**Directions**
Copy every line of the entries that includes the word "text".

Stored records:
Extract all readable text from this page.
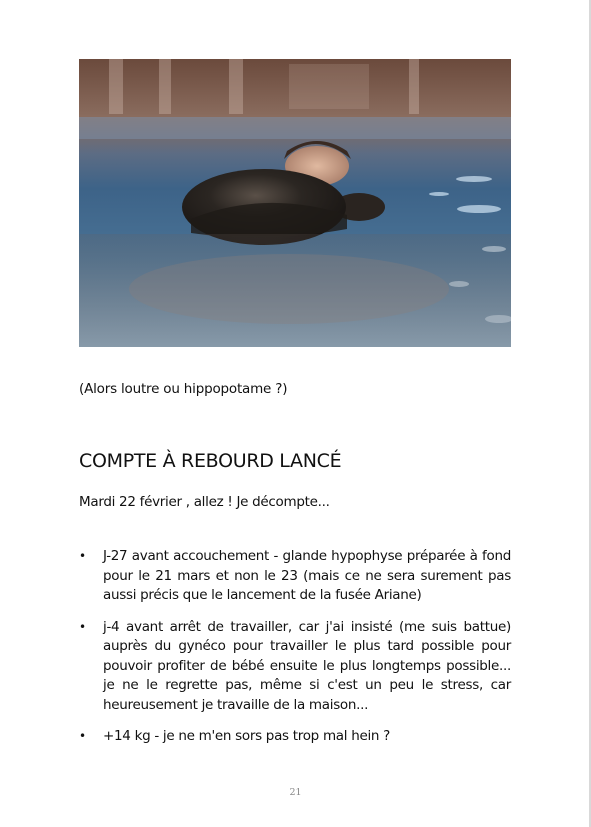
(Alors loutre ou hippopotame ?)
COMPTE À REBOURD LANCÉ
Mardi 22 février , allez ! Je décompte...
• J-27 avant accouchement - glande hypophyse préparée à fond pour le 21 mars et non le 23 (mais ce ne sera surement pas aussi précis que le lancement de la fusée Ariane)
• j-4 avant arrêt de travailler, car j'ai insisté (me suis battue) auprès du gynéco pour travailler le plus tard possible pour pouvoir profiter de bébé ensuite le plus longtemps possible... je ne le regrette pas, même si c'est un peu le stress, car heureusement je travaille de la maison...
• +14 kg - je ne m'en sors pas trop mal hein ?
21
* * *
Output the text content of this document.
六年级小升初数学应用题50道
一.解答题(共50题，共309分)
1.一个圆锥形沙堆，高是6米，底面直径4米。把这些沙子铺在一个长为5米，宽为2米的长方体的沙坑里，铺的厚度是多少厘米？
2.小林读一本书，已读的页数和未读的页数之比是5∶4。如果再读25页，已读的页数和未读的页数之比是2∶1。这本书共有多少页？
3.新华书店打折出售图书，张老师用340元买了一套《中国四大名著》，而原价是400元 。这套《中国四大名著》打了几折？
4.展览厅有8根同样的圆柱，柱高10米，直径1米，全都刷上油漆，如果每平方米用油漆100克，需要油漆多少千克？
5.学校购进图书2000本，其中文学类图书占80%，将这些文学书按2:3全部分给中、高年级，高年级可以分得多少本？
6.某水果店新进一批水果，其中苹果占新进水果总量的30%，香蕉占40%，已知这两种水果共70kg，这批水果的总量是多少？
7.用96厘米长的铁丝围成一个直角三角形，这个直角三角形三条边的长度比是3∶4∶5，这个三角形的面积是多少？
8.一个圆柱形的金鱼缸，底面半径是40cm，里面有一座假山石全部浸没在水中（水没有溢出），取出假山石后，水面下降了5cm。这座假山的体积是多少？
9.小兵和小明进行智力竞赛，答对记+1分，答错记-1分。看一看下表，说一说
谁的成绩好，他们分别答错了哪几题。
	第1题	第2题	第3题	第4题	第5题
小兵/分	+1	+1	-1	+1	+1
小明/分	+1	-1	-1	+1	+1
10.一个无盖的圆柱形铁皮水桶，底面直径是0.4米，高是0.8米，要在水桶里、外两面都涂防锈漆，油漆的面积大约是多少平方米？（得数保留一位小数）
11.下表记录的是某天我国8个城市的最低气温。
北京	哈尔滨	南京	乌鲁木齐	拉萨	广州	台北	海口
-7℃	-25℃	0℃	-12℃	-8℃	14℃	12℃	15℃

**Answer for this exercise**
Extract all readable text from this page.
Output the text content of this document.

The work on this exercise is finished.